** begin Given data **

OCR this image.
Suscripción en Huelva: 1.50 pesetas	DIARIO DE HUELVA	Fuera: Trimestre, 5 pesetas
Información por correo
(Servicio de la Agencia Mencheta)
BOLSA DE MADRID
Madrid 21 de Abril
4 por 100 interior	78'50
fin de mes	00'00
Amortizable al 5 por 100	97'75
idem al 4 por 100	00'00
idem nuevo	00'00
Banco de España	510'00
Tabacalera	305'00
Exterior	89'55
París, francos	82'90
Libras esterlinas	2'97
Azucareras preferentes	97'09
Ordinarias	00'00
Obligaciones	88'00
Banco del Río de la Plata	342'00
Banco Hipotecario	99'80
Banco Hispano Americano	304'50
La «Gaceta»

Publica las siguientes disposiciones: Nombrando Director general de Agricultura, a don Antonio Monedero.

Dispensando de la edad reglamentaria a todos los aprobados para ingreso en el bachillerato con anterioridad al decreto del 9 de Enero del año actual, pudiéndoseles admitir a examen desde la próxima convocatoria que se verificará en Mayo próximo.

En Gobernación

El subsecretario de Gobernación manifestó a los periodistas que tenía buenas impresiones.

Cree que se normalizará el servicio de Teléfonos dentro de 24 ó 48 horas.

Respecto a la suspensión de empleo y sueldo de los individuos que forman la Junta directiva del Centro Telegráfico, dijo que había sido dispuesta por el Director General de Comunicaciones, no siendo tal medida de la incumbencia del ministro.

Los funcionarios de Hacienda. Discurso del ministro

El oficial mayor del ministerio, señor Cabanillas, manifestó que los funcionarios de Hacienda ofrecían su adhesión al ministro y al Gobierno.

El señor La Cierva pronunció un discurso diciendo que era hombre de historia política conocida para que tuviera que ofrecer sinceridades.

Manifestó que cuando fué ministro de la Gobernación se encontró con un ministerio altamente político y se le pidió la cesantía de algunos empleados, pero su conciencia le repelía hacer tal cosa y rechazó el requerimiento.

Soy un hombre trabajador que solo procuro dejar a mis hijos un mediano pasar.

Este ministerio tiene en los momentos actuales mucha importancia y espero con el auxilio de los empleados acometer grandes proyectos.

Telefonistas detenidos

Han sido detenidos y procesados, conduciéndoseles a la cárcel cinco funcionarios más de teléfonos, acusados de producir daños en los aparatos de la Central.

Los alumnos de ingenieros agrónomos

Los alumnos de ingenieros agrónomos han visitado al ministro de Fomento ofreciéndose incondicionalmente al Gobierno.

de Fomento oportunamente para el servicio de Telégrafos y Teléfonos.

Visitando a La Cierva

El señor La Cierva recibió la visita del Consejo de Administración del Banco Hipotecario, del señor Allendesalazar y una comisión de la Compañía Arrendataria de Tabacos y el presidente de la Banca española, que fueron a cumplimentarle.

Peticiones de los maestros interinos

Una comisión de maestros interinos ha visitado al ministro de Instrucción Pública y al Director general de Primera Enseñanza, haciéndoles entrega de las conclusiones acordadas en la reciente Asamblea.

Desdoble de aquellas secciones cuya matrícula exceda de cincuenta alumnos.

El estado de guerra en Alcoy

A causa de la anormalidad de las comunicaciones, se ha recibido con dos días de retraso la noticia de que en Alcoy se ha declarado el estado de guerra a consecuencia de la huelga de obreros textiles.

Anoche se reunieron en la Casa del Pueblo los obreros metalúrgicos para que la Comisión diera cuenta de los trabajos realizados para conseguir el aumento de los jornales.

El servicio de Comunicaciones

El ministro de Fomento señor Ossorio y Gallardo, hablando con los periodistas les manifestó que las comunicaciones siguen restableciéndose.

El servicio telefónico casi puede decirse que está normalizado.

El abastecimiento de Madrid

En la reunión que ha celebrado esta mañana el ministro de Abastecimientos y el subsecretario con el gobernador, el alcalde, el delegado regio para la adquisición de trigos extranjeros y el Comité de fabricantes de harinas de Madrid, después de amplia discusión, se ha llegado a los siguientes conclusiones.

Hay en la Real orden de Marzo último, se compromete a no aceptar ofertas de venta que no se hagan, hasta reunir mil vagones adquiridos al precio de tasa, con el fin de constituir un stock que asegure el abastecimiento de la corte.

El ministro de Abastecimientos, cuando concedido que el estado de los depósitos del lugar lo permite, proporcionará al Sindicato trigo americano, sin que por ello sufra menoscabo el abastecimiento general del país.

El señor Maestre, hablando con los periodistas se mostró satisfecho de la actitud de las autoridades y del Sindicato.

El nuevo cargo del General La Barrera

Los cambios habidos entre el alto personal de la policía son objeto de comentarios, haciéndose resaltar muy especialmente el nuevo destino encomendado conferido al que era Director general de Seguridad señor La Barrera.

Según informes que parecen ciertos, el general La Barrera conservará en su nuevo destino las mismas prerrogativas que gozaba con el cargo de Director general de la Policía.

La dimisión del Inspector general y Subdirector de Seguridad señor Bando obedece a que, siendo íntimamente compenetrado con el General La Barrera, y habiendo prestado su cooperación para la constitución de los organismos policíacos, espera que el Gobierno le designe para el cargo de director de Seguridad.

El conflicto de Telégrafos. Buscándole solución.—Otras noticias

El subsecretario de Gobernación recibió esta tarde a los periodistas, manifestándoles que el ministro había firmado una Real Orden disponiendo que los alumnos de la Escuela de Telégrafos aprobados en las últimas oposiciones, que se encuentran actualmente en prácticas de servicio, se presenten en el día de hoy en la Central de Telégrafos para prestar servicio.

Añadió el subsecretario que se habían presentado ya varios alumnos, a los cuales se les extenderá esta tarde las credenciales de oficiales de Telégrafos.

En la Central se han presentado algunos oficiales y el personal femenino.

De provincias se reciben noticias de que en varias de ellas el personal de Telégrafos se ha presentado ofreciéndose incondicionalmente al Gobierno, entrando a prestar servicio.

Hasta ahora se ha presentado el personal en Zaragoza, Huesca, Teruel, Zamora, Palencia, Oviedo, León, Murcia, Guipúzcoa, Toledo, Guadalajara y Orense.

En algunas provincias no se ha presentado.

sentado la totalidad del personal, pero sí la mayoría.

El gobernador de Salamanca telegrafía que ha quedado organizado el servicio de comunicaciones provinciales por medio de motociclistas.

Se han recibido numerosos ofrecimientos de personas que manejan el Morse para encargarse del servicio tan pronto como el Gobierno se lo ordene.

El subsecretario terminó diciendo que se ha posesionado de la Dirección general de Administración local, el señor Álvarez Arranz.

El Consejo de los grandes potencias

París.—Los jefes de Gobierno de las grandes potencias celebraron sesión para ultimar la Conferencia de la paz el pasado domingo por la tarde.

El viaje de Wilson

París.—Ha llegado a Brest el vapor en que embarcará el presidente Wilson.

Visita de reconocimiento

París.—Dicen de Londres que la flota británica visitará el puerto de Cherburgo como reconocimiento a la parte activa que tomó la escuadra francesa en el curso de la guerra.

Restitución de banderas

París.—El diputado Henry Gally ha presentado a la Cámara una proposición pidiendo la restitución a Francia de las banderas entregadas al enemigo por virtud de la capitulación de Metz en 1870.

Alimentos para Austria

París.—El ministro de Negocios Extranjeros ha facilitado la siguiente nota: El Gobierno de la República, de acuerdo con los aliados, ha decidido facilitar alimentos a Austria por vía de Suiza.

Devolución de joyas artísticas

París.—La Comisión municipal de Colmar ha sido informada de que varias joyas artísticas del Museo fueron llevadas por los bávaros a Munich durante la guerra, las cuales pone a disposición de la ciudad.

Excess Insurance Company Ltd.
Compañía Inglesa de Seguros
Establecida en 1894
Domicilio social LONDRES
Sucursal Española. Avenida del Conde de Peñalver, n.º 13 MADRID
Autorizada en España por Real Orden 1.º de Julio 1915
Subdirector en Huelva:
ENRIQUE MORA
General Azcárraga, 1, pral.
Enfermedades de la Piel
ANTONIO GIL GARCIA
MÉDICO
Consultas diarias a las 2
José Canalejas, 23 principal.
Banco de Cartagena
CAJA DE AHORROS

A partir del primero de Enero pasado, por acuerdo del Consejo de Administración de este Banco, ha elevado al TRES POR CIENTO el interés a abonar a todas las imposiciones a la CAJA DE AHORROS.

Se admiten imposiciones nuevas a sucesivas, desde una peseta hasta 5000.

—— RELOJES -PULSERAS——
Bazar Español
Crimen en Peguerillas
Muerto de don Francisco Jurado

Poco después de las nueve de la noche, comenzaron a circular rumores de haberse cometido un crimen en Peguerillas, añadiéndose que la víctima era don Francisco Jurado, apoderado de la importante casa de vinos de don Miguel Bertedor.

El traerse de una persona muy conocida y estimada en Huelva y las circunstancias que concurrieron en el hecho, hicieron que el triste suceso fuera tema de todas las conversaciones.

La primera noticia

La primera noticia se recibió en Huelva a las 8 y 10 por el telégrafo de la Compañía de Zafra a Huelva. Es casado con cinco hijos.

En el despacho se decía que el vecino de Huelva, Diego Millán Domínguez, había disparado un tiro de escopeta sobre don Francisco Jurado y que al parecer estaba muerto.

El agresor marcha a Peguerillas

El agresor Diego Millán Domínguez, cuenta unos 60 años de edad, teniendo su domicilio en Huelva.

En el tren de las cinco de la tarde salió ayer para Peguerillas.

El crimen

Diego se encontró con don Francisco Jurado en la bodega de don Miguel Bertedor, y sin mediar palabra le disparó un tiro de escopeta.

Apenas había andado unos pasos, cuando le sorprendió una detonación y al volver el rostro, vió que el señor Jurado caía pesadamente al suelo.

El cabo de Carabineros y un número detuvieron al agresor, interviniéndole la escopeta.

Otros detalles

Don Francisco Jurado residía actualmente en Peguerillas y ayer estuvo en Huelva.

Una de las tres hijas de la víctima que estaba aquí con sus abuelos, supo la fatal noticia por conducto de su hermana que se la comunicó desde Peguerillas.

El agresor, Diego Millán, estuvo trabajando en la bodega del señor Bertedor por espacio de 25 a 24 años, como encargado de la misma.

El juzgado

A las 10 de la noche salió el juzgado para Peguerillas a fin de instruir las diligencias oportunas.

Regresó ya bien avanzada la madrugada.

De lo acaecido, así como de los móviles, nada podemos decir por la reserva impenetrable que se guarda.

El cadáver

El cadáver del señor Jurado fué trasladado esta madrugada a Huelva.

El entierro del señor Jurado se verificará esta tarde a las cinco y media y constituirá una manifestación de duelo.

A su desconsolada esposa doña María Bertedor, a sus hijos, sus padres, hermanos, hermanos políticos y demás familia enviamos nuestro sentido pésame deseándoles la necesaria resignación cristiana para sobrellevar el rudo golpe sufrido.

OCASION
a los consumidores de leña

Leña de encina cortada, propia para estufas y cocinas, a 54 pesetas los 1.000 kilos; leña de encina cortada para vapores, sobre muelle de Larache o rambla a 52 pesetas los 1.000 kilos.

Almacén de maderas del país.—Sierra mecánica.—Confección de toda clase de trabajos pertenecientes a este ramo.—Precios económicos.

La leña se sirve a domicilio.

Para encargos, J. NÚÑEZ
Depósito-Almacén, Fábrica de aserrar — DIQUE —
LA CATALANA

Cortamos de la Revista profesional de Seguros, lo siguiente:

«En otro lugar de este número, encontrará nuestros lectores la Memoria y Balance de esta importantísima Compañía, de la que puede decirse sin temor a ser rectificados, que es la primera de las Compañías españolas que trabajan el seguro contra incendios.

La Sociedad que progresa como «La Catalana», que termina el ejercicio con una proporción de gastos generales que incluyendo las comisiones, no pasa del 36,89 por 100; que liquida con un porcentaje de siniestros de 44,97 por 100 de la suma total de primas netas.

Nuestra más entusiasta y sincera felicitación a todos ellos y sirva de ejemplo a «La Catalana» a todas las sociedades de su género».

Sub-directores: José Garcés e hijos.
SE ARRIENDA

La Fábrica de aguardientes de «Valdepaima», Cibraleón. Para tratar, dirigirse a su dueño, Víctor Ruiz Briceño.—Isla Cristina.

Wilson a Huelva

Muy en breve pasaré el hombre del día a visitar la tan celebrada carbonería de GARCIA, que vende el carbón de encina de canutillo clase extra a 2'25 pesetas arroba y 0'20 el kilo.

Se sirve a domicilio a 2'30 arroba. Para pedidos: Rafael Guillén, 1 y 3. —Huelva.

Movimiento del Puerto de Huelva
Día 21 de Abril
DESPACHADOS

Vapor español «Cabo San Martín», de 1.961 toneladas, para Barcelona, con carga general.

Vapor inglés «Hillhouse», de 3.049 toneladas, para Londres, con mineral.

** end Given data **

Job — Return only the number of lines in the preceding records that contain the string "presidente".

Written answer — 2